= Task details =
Below are entries. Pull out all lines containing "特殊精准定位需另告知".

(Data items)
+ + +

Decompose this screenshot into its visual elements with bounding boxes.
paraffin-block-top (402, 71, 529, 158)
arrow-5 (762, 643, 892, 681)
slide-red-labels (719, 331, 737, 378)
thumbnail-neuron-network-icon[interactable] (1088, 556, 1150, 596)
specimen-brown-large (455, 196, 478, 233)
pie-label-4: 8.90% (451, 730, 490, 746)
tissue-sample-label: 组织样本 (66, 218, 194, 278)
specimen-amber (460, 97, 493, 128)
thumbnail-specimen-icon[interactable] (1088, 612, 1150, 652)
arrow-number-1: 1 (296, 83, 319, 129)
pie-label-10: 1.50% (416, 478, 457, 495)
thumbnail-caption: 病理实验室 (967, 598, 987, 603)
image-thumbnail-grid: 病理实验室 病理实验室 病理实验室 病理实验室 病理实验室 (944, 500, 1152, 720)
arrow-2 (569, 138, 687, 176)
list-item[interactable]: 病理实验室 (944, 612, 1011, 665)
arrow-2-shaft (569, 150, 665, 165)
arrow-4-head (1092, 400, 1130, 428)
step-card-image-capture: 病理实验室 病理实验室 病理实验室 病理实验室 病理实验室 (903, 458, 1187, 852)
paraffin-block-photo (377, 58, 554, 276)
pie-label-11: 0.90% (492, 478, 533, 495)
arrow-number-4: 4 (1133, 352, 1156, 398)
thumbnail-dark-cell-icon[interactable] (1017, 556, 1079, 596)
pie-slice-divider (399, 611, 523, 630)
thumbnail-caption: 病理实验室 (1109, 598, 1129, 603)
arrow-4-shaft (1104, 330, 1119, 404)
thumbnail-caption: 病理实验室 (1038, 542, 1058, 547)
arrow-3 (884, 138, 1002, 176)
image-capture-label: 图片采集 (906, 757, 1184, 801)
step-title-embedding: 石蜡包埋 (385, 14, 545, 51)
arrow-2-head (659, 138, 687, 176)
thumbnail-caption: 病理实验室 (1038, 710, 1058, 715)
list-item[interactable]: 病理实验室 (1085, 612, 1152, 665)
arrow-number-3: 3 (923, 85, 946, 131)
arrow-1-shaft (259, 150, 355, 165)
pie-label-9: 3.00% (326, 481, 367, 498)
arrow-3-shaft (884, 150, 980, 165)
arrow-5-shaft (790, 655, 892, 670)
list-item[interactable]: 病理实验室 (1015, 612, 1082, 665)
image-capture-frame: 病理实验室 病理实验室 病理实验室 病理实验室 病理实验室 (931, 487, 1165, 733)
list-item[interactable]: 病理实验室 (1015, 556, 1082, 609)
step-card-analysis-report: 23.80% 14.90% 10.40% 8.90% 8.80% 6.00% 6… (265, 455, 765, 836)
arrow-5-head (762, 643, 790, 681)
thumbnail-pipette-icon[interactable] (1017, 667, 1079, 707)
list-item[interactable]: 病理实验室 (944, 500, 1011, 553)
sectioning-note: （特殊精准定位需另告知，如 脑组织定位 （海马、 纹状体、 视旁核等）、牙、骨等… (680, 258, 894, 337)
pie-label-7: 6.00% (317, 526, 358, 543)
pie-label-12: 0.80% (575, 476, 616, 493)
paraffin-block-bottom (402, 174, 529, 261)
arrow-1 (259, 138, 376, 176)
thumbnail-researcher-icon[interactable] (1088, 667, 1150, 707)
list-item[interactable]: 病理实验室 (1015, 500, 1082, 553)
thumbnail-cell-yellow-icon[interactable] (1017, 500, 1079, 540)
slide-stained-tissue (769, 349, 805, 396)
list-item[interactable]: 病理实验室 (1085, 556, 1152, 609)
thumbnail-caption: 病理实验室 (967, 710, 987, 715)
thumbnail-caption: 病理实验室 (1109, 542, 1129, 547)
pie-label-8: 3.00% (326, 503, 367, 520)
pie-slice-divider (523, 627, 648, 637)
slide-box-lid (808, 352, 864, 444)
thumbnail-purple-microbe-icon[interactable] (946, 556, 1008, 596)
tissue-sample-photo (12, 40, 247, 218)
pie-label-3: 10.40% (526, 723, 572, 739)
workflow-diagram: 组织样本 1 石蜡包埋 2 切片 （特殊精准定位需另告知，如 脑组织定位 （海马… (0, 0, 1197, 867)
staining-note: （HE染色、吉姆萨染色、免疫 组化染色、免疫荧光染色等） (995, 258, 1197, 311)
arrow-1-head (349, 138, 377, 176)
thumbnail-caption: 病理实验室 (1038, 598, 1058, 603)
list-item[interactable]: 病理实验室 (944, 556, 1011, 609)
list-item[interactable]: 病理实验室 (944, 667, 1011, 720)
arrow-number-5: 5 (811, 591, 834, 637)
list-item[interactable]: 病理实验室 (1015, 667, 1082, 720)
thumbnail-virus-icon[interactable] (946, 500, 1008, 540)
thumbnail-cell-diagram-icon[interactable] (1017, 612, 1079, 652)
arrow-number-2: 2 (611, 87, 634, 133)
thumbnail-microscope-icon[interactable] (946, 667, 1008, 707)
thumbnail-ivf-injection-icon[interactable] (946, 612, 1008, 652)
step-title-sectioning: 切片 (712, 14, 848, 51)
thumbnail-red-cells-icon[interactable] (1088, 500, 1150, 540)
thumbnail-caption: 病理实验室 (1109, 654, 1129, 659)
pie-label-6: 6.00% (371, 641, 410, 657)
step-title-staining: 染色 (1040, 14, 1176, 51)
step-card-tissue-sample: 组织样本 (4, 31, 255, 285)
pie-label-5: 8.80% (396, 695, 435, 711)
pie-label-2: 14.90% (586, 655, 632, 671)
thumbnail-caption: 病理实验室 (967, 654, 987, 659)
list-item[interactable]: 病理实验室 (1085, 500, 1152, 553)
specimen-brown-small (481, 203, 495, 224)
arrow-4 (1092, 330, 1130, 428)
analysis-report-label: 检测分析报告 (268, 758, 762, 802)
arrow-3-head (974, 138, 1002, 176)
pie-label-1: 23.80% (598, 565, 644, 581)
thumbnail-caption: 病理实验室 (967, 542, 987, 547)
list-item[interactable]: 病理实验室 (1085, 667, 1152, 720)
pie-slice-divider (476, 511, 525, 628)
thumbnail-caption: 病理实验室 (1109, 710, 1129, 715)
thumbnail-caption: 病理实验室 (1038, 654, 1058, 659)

+ + +

= Reply =
sectioning-note: （特殊精准定位需另告知，如 脑组织定位 （海马、 纹状体、 视旁核等）、牙、骨等… (680, 258, 894, 337)
workflow-diagram: 组织样本 1 石蜡包埋 2 切片 （特殊精准定位需另告知，如 脑组织定位 （海马… (0, 0, 1197, 867)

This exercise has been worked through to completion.